#### [TO DO]
Restate the full listing word for word and leave the pictures out.

#### [DATA FOR PROCESSING]
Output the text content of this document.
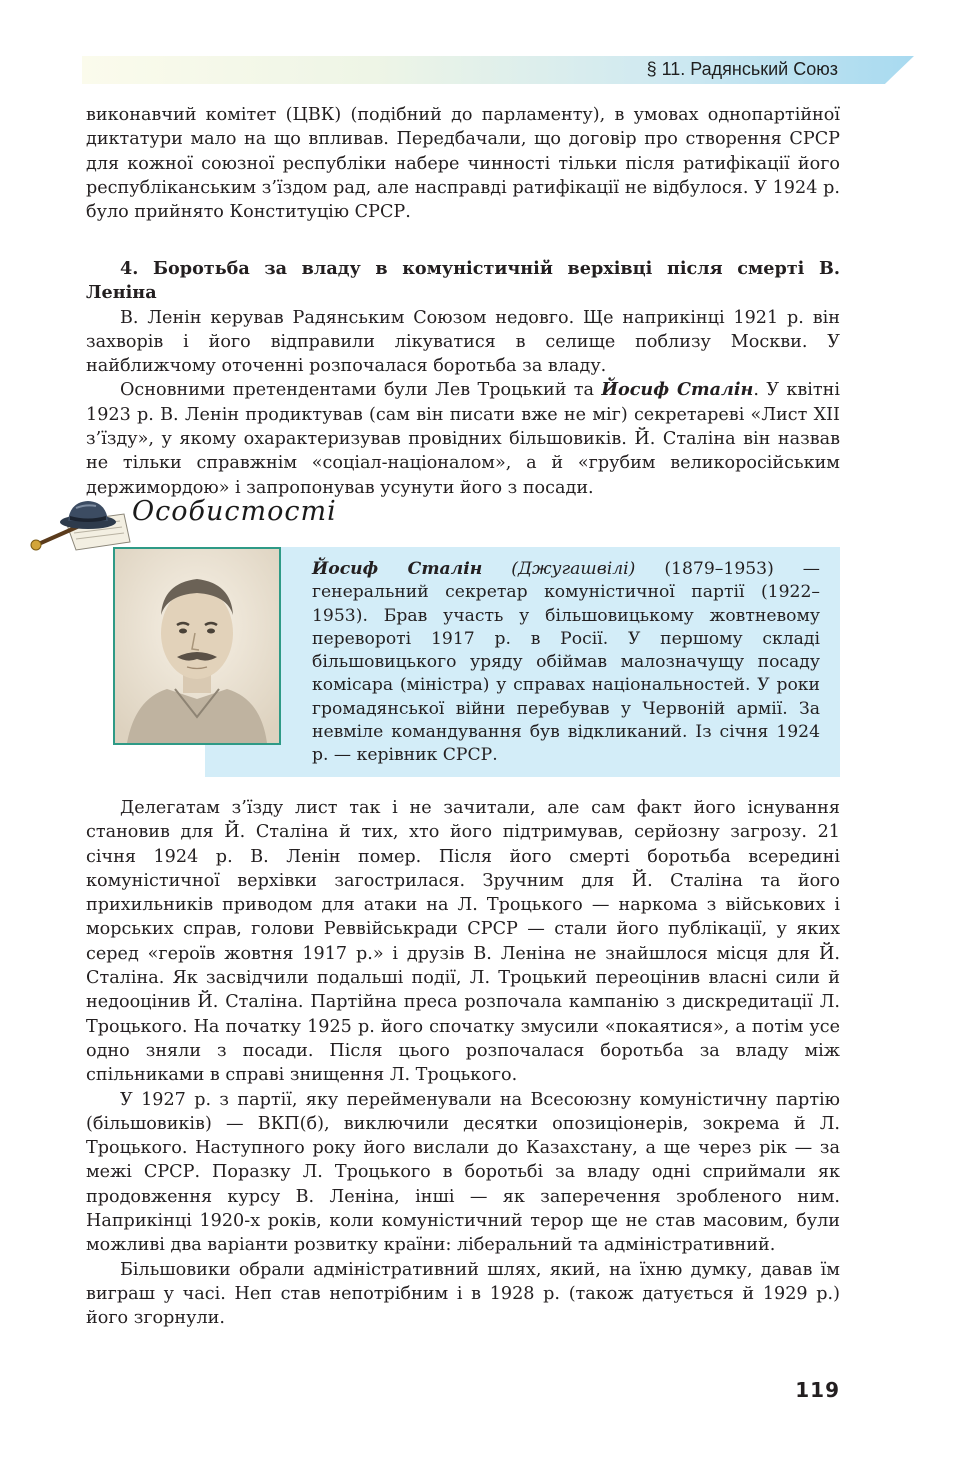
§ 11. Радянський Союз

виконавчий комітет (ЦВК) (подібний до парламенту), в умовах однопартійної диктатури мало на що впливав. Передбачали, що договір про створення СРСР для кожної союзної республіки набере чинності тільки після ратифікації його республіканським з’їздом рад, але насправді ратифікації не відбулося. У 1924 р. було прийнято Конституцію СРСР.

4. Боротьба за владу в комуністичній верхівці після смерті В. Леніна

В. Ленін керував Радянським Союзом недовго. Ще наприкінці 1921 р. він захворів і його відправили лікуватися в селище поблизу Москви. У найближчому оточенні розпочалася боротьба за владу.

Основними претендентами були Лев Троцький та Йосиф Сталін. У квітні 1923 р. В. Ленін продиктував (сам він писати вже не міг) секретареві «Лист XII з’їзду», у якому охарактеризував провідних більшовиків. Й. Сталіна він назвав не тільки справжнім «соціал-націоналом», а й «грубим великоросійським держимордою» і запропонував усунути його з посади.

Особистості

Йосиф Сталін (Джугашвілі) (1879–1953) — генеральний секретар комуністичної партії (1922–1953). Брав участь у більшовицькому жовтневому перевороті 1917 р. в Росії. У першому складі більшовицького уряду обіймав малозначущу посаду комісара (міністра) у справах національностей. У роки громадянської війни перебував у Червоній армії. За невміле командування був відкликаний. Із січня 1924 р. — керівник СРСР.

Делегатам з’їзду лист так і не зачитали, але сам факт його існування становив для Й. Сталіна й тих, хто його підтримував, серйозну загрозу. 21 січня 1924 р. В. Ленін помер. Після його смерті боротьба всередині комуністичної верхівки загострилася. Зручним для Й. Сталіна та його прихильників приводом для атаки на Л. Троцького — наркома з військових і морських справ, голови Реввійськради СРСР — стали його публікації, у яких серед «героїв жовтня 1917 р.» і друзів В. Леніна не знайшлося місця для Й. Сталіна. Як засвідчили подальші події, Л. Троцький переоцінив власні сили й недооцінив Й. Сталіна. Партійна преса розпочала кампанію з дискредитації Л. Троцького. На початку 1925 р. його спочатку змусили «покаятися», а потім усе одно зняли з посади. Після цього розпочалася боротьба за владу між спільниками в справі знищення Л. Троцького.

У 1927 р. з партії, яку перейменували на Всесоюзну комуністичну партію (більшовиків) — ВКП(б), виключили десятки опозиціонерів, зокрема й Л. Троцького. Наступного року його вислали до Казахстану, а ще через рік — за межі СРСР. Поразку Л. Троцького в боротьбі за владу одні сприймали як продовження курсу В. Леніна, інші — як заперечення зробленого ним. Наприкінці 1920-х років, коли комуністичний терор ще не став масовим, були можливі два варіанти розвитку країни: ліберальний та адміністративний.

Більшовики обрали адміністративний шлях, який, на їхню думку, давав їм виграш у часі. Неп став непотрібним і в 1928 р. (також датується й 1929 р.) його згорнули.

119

#### [WRITTEN RESPONSE]
Output the text content of this document.
§ 11. Радянський Союз

виконавчий комітет (ЦВК) (подібний до парламенту), в умовах однопартійної диктатури мало на що впливав. Передбачали, що договір про створення СРСР для кожної союзної республіки набере чинності тільки після ратифікації його республіканським з’їздом рад, але насправді ратифікації не відбулося. У 1924 р. було прийнято Конституцію СРСР.

4. Боротьба за владу в комуністичній верхівці після смерті В. Леніна

В. Ленін керував Радянським Союзом недовго. Ще наприкінці 1921 р. він захворів і його відправили лікуватися в селище поблизу Москви. У найближчому оточенні розпочалася боротьба за владу.

Основними претендентами були Лев Троцький та Йосиф Сталін. У квітні 1923 р. В. Ленін продиктував (сам він писати вже не міг) секретареві «Лист XII з’їзду», у якому охарактеризував провідних більшовиків. Й. Сталіна він назвав не тільки справжнім «соціал-націоналом», а й «грубим великоросійським держимордою» і запропонував усунути його з посади.

Особистості

Йосиф Сталін (Джугашвілі) (1879–1953) — генеральний секретар комуністичної партії (1922–1953). Брав участь у більшовицькому жовтневому перевороті 1917 р. в Росії. У першому складі більшовицького уряду обіймав малозначущу посаду комісара (міністра) у справах національностей. У роки громадянської війни перебував у Червоній армії. За невміле командування був відкликаний. Із січня 1924 р. — керівник СРСР.

Делегатам з’їзду лист так і не зачитали, але сам факт його існування становив для Й. Сталіна й тих, хто його підтримував, серйозну загрозу. 21 січня 1924 р. В. Ленін помер. Після його смерті боротьба всередині комуністичної верхівки загострилася. Зручним для Й. Сталіна та його прихильників приводом для атаки на Л. Троцького — наркома з військових і морських справ, голови Реввійськради СРСР — стали його публікації, у яких серед «героїв жовтня 1917 р.» і друзів В. Леніна не знайшлося місця для Й. Сталіна. Як засвідчили подальші події, Л. Троцький переоцінив власні сили й недооцінив Й. Сталіна. Партійна преса розпочала кампанію з дискредитації Л. Троцького. На початку 1925 р. його спочатку змусили «покаятися», а потім усе одно зняли з посади. Після цього розпочалася боротьба за владу між спільниками в справі знищення Л. Троцького.

У 1927 р. з партії, яку перейменували на Всесоюзну комуністичну партію (більшовиків) — ВКП(б), виключили десятки опозиціонерів, зокрема й Л. Троцького. Наступного року його вислали до Казахстану, а ще через рік — за межі СРСР. Поразку Л. Троцького в боротьбі за владу одні сприймали як продовження курсу В. Леніна, інші — як заперечення зробленого ним. Наприкінці 1920-х років, коли комуністичний терор ще не став масовим, були можливі два варіанти розвитку країни: ліберальний та адміністративний.

Більшовики обрали адміністративний шлях, який, на їхню думку, давав їм виграш у часі. Неп став непотрібним і в 1928 р. (також датується й 1929 р.) його згорнули.

119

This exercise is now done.